(Stored entries)
■ ■ ■ ■ ■
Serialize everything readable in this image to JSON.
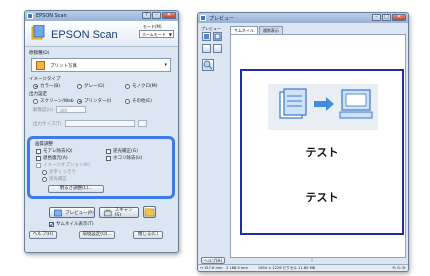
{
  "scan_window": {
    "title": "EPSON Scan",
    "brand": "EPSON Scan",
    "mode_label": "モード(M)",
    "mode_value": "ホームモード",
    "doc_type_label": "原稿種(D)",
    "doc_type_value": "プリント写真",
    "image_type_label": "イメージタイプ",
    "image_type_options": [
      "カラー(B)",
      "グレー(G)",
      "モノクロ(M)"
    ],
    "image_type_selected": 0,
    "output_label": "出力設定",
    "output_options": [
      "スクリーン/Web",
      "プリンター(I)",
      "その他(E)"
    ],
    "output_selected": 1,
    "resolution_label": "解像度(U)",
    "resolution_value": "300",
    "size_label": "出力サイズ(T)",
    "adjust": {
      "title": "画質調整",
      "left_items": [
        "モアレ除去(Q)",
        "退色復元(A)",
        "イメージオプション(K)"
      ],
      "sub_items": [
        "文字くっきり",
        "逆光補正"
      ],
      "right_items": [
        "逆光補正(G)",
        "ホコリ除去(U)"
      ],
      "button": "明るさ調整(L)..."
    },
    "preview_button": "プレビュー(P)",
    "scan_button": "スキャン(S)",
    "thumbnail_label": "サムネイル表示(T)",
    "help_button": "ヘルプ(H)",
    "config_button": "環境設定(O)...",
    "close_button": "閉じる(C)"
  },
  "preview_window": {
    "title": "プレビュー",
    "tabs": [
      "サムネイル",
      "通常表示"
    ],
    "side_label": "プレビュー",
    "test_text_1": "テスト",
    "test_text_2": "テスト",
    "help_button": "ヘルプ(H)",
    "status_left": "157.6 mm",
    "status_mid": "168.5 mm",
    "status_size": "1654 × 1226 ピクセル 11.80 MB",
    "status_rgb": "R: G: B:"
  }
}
■ ■ ■ ■ ■
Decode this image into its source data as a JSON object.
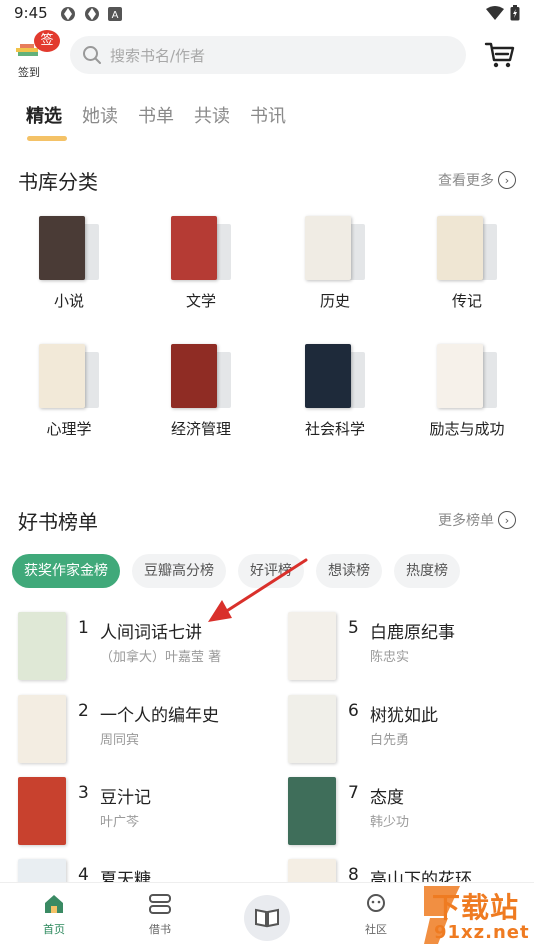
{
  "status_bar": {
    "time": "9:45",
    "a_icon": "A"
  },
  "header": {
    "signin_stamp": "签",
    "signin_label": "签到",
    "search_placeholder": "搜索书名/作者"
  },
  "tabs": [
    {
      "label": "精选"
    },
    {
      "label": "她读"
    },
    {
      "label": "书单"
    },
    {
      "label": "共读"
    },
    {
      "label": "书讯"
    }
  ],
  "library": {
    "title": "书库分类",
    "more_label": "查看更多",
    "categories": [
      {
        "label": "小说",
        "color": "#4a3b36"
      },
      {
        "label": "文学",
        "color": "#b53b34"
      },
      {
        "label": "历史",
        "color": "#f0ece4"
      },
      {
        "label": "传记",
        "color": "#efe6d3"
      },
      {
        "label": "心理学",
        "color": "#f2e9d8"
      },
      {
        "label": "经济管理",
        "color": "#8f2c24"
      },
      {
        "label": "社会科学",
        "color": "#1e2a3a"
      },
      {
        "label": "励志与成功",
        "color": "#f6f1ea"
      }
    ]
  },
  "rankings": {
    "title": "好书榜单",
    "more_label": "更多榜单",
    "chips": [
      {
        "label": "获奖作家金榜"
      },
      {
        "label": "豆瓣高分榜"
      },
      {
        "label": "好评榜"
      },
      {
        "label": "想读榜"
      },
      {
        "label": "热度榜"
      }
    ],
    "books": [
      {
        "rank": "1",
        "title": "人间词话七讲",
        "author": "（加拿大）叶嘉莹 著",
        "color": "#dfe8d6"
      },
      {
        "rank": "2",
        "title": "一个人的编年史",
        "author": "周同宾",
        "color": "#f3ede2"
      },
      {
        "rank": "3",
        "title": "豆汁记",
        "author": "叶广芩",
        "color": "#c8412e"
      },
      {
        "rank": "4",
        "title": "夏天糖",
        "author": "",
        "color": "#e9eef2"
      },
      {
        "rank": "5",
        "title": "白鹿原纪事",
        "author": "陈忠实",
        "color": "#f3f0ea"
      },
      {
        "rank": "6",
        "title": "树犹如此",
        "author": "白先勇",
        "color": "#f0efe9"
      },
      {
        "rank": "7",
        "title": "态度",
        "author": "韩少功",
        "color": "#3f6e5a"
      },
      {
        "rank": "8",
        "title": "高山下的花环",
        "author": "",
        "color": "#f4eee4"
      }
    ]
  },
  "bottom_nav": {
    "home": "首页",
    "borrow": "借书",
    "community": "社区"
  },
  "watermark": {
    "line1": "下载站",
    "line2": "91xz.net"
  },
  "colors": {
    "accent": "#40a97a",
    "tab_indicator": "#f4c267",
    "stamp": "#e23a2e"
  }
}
■ ■ ■ ■ ■
● What to work on
Return every line in the listing that contains the word "author".

● Expected answer
        "author": "（加拿大）叶嘉莹 著",
        "author": "周同宾",
        "author": "叶广芩",
        "author": "",
        "author": "陈忠实",
        "author": "白先勇",
        "author": "韩少功",
        "author": "",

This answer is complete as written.